■ Set task
Read through the records below and copy each line that uses the word "autodetect".

■ Records shown
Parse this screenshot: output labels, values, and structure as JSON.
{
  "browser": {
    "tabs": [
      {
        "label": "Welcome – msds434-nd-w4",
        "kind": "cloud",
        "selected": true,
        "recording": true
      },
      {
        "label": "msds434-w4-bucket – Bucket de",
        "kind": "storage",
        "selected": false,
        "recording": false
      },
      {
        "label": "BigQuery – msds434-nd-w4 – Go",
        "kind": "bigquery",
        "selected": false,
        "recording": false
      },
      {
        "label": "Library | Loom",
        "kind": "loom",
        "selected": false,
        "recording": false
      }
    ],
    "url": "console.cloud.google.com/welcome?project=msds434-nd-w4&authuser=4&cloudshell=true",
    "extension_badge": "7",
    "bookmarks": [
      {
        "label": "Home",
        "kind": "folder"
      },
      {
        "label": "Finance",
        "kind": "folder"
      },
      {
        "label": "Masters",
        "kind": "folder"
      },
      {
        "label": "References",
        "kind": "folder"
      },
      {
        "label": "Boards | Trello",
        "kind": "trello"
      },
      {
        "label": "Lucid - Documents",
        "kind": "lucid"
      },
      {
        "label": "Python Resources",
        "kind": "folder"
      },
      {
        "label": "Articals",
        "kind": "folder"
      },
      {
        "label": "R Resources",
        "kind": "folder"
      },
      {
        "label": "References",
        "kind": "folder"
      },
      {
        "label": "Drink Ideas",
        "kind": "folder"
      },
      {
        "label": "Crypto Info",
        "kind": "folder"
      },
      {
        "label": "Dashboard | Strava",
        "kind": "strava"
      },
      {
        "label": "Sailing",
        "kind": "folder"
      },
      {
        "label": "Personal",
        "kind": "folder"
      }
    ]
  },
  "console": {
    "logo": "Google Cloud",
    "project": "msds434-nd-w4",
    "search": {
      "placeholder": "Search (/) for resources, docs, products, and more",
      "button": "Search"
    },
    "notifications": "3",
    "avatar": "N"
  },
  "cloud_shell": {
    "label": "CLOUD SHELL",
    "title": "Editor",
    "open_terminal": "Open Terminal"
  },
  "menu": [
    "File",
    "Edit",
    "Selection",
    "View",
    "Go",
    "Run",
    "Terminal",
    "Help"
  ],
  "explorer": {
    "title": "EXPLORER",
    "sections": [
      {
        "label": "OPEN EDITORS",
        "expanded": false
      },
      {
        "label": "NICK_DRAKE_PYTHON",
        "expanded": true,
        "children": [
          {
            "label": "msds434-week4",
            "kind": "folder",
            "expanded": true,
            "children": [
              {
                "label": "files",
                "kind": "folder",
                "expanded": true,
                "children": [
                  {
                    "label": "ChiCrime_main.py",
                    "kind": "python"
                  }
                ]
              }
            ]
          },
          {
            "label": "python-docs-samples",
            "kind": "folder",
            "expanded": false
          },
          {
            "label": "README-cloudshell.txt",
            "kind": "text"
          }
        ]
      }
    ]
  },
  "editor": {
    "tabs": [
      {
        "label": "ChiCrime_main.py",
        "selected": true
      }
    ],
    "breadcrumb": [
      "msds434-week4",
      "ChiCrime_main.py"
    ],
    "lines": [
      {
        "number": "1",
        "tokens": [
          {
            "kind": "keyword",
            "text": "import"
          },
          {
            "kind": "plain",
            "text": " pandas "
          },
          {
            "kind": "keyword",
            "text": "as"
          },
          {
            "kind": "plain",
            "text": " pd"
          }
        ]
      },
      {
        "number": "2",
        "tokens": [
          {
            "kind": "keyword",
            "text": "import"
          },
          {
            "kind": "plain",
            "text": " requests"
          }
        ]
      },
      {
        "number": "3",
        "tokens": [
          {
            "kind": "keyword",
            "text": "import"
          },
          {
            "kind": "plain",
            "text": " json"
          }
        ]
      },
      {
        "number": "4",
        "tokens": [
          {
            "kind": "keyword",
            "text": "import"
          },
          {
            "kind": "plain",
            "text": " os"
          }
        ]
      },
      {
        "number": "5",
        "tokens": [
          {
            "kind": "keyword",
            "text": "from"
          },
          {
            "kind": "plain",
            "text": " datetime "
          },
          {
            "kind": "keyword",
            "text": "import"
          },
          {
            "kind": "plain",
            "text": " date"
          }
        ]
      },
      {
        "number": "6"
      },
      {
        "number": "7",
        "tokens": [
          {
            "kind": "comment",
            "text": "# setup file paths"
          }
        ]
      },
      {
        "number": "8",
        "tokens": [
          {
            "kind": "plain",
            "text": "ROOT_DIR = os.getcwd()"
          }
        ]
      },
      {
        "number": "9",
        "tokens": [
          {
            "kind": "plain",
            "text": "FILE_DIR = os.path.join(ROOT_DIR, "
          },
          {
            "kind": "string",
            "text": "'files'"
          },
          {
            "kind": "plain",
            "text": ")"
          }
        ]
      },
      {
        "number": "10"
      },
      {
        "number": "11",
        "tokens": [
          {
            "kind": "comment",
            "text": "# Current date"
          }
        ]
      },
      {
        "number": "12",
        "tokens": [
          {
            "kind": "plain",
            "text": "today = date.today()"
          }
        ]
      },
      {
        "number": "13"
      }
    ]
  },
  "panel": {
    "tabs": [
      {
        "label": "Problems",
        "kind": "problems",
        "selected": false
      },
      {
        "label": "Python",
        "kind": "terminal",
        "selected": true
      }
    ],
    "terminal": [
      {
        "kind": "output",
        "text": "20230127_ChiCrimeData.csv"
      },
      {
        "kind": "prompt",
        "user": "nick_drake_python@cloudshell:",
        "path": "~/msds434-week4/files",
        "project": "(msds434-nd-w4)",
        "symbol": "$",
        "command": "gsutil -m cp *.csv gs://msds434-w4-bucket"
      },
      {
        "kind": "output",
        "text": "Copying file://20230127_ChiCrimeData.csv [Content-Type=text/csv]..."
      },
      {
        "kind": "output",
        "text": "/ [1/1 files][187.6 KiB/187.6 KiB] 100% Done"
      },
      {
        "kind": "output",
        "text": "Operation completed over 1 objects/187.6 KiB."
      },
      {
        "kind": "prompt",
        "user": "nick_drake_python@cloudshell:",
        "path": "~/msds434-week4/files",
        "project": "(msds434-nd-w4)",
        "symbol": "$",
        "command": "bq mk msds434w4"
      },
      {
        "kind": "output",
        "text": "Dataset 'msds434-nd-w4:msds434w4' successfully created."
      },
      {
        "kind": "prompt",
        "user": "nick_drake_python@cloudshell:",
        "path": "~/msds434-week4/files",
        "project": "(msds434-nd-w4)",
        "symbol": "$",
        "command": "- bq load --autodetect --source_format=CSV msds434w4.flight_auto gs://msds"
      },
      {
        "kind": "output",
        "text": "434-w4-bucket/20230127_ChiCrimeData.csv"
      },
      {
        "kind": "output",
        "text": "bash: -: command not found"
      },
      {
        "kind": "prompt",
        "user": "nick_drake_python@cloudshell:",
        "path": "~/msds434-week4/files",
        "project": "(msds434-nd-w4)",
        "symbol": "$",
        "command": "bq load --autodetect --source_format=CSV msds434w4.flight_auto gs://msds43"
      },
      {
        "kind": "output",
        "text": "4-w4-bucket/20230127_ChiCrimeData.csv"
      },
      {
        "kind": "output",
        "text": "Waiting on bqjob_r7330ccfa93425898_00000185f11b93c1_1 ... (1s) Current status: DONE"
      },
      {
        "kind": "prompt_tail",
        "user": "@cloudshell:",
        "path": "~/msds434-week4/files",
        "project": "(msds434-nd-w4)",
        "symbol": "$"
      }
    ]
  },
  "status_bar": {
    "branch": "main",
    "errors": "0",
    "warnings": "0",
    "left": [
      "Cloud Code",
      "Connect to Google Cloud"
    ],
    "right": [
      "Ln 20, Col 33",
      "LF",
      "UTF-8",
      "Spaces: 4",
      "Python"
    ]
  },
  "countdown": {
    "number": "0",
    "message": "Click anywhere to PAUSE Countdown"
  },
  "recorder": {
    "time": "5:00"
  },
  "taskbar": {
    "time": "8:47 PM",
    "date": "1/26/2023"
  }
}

■ Output
        "command": "- bq load --autodetect --source_format=CSV msds434w4.flight_auto gs://msds"
        "command": "bq load --autodetect --source_format=CSV msds434w4.flight_auto gs://msds43"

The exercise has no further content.